:: Цитируемый текст
Везде есть свои слабости. С детьми какая слабость? Это наиболее интегрированная в школу группа, но наименее охваченная внутренним пиаром. Они редко определяют деятельность, мало принимают решений. Мы слабо продвигаем им какие-то ценности, потому что продаем школу родителям, а не детям. Взрослые принимают решения, но при этом они не являются потребителями и смотрят с другой стороны. Нам есть над чем работать.
В первую очередь мы выстраиваем историю про ценности и принадлежность. Поэтому чаще всего в нашу школу приходят за принадлежностью к группе. Так что мы не можем обойтись без интеграции в сообщество, и при этом нам важно, чтобы мы совпадали по ценностям и своим жизненным принципам.
Считаете ли вы свою школу частью какого-то сообщества школ?
Нет, мы не можем себя идентифицировать с определенным школьным сообществом. “Другие школы” — это очень расплывчатое определение группы. Мы не часто общаемся друг с другом, не так много обмениваемся информацией или творим вместе. Не могу сказать, что с действующими школами Петербурга мы находимся в плотном контакте. Есть несколько школ, общение с которыми держится на личных отношениях.
Почему мы не входим в сообщество? Не знаю. То ли нет времени, то ли потребности. Может быть, потому что нас интересует подход к образованию феноменологический, метапредметный. Мы широко взаимодействуем со специалистами из разных сфер и направлений: в тьюторское сообщество входим в качестве тьюторов, творчески сотрудничаем с компаниями, занимающимися гейм дизайном, где-то общаемся с педагогами… Но именно как школа, мы в сообщество не входим.
Какая вы школа?
У нас есть официальная история. Мы говорим, что мы не готовим человека к будущему, а учим его жить в настоящем. Наша цель — вырастить человека не с определенным набором навыков и умений, а готовым принять любой вызов. Такой человек умеет понять, зачем этот вызов ему нужен, и справиться с ним.
Но какая мы школа на самом деле? Если честно, мы до сих пор не можем решить, какая мы школа. Мы много об этом думаем. Знаем, что нам важно идти от потребностей ребенка, знаем, что нам важно перестраиваться на современные методики, технологии. Мы, как и все переживаем кризис. Но мы, по крайней мере, понимаем, почему это происходит. Сейчас много альтернативных школ, но мало кто сделал большой шаг вперед. Школы все равно похожие, просто есть те, которые признают это, а есть те, которые говорят: “нет, мы очень инновационные”.
Определенно можно сказать, что мы школа, которая с большим уважением относится к личности и в эту личность очень верит.
Как вы организовали систему обратной связи? Это оценки или иной подход?
::::
:: Содержание данных
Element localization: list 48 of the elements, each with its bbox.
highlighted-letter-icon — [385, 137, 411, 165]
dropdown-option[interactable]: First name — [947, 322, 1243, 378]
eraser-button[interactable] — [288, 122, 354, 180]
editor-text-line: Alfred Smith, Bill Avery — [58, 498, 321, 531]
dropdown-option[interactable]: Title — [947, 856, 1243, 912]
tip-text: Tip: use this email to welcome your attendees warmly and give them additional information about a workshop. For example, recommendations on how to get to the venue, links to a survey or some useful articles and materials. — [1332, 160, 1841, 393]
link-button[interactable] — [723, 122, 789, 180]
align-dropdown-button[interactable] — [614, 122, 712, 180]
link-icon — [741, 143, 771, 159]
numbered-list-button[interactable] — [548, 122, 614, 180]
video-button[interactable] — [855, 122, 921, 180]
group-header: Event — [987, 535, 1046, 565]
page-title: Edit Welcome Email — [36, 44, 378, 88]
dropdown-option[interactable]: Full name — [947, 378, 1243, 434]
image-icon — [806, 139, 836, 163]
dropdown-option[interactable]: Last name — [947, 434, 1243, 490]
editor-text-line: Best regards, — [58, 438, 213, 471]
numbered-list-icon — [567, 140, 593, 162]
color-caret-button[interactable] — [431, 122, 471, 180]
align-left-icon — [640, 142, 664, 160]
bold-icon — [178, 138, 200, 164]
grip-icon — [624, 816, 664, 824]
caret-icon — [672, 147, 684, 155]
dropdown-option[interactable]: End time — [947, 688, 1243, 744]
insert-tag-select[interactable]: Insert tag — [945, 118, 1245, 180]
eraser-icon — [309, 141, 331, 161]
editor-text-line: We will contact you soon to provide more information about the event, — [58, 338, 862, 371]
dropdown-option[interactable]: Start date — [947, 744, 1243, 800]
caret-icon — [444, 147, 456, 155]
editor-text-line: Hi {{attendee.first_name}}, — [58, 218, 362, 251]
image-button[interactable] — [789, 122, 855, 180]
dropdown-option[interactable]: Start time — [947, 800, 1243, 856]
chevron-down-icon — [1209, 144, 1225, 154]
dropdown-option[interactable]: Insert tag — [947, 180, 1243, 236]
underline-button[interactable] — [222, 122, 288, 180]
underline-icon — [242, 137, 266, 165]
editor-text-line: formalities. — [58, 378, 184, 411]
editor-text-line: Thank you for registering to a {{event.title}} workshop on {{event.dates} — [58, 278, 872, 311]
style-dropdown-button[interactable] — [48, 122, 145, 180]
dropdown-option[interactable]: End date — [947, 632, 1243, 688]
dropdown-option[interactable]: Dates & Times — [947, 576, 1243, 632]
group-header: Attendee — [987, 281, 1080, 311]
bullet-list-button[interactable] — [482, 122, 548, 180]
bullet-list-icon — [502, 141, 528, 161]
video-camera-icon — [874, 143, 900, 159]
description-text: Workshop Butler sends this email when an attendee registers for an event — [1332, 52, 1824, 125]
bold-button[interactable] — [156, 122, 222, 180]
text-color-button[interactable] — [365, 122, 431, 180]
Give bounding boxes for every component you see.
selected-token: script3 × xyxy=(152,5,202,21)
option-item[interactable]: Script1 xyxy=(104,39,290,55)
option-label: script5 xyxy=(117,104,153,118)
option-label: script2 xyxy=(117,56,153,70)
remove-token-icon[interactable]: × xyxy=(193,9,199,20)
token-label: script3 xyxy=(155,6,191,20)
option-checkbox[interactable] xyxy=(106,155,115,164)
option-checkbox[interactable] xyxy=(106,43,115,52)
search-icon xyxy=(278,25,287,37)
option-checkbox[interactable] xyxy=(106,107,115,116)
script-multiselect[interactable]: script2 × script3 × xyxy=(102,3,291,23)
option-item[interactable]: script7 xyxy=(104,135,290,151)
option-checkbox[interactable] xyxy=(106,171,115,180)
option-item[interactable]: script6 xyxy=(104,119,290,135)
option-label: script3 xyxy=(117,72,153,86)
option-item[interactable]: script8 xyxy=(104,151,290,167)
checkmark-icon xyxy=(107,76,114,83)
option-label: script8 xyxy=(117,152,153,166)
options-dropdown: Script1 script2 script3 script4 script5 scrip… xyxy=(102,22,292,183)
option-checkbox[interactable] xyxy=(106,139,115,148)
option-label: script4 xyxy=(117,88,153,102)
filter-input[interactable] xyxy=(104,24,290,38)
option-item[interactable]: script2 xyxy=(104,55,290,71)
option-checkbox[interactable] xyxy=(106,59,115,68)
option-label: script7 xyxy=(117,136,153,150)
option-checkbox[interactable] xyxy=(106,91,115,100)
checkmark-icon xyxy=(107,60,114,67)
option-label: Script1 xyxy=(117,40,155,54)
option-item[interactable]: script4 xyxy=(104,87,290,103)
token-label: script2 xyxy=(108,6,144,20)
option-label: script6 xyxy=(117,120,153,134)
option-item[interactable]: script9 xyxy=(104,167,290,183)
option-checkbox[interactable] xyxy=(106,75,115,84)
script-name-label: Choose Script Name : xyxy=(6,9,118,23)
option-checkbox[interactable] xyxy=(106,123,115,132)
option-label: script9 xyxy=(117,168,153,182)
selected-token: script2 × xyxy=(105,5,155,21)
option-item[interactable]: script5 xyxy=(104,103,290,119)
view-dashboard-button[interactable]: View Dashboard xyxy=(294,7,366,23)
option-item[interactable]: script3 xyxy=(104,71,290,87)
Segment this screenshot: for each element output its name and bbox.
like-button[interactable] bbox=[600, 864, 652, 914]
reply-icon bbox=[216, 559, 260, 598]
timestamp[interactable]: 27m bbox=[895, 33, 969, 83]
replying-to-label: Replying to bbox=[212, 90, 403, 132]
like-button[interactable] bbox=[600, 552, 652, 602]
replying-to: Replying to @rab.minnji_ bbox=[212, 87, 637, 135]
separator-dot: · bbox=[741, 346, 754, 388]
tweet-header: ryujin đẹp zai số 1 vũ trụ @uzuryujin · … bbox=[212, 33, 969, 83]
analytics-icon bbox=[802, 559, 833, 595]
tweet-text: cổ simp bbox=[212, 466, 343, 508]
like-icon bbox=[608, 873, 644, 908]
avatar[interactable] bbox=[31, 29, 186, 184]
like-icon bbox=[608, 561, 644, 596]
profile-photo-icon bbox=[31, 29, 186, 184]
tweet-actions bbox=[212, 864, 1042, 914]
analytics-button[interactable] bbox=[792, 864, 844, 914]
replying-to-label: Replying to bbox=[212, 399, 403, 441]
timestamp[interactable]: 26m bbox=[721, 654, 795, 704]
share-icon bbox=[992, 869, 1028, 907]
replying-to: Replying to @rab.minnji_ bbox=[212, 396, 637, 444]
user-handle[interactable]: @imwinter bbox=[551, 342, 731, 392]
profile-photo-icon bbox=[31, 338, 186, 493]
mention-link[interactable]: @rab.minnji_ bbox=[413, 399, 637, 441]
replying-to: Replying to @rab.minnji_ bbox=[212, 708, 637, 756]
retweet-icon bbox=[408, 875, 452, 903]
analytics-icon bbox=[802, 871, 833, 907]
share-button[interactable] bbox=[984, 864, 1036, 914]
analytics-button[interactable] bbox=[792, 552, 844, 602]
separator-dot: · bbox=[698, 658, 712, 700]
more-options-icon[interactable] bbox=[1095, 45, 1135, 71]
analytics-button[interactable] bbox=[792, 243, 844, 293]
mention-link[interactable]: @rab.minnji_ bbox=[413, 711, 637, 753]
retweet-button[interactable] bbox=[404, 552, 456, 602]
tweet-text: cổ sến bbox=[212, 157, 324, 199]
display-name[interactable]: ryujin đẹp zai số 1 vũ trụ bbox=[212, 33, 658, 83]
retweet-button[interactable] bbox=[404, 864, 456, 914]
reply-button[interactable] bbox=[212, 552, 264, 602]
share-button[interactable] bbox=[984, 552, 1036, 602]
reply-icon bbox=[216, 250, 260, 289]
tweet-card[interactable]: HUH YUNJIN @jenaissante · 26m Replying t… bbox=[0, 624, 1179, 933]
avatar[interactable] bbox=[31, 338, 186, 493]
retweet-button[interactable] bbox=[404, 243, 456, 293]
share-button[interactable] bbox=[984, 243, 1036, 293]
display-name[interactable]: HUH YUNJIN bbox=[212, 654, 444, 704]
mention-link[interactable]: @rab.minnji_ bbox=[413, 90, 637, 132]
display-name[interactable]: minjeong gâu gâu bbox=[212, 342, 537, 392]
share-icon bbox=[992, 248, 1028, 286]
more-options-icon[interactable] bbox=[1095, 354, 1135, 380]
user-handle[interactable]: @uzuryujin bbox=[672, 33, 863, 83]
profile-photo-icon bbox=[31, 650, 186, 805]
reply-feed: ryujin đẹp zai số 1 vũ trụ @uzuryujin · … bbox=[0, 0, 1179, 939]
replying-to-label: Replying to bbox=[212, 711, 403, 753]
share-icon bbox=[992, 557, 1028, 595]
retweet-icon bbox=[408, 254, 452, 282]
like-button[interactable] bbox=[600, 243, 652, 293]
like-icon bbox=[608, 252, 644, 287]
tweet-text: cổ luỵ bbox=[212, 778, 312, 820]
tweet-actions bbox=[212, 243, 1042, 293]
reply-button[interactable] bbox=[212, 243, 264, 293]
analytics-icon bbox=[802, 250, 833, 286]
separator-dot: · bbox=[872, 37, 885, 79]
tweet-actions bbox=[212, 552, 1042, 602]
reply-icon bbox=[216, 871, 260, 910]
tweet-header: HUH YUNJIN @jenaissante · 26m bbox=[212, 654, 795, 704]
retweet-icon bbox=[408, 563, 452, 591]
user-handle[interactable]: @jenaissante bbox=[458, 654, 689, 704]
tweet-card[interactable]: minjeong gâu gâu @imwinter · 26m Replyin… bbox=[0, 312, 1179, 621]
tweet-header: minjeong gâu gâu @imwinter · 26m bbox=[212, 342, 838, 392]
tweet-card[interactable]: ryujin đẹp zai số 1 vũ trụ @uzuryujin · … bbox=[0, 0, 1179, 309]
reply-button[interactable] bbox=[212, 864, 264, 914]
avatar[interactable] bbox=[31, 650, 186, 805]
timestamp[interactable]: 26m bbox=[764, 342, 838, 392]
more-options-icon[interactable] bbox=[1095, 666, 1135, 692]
::::
**Цель задания**
Перепишите текст о школе: всё от «Везде есть свои» и вниз до «своим жизненным принципам.», переименовав «родителям» в «семьям». Данные — это отдельный материал, не связанный с текстом о школе.

**Правильный ответ**
Везде есть свои слабости. С детьми какая слабость? Это наиболее интегрированная в школу группа, но наименее охваченная внутренним пиаром. Они редко определяют деятельность, мало принимают решений. Мы слабо продвигаем им какие-то ценности, потому что продаем школу семьям, а не детям. Взрослые принимают решения, но при этом они не являются потребителями и смотрят с другой стороны. Нам есть над чем работать.
В первую очередь мы выстраиваем историю про ценности и принадлежность. Поэтому чаще всего в нашу школу приходят за принадлежностью к группе. Так что мы не можем обойтись без интеграции в сообщество, и при этом нам важно, чтобы мы совпадали по ценностям и своим жизненным принципам.